### WHAT TO DO
Type out every line below exactly as it reads.

### INPUT RECORDS
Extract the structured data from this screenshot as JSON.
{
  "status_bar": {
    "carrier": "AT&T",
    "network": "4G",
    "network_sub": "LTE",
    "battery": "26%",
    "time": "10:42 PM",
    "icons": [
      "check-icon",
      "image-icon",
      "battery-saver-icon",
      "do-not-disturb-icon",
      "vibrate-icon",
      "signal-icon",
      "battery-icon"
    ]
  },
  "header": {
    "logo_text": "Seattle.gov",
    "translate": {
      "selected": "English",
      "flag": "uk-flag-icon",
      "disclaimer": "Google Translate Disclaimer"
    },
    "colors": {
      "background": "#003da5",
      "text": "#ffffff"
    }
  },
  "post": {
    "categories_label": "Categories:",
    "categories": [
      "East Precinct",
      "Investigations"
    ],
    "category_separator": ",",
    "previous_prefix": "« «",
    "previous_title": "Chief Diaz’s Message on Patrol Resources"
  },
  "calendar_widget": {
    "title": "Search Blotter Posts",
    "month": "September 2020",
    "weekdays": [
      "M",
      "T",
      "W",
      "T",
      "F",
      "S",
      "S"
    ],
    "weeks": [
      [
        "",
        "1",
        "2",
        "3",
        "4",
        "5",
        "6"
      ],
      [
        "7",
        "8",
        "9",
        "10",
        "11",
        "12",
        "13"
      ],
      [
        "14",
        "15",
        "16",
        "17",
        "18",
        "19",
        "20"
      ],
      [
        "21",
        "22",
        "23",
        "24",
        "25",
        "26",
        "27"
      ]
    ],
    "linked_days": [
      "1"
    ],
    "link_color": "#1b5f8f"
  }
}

### EXERCISE RESPONSE
Extract the structured data from this screenshot as JSON.
{
  "status_bar": {
    "carrier": "AT&T",
    "network": "4G",
    "network_sub": "LTE",
    "battery": "26%",
    "time": "10:42 PM",
    "icons": [
      "check-icon",
      "image-icon",
      "battery-saver-icon",
      "do-not-disturb-icon",
      "vibrate-icon",
      "signal-icon",
      "battery-icon"
    ]
  },
  "header": {
    "logo_text": "Seattle.gov",
    "translate": {
      "selected": "English",
      "flag": "uk-flag-icon",
      "disclaimer": "Google Translate Disclaimer"
    },
    "colors": {
      "background": "#003da5",
      "text": "#ffffff"
    }
  },
  "post": {
    "categories_label": "Categories:",
    "categories": [
      "East Precinct",
      "Investigations"
    ],
    "category_separator": ",",
    "previous_prefix": "« «",
    "previous_title": "Chief Diaz’s Message on Patrol Resources"
  },
  "calendar_widget": {
    "title": "Search Blotter Posts",
    "month": "September 2020",
    "weekdays": [
      "M",
      "T",
      "W",
      "T",
      "F",
      "S",
      "S"
    ],
    "weeks": [
      [
        "",
        "1",
        "2",
        "3",
        "4",
        "5",
        "6"
      ],
      [
        "7",
        "8",
        "9",
        "10",
        "11",
        "12",
        "13"
      ],
      [
        "14",
        "15",
        "16",
        "17",
        "18",
        "19",
        "20"
      ],
      [
        "21",
        "22",
        "23",
        "24",
        "25",
        "26",
        "27"
      ]
    ],
    "linked_days": [
      "1"
    ],
    "link_color": "#1b5f8f"
  }
}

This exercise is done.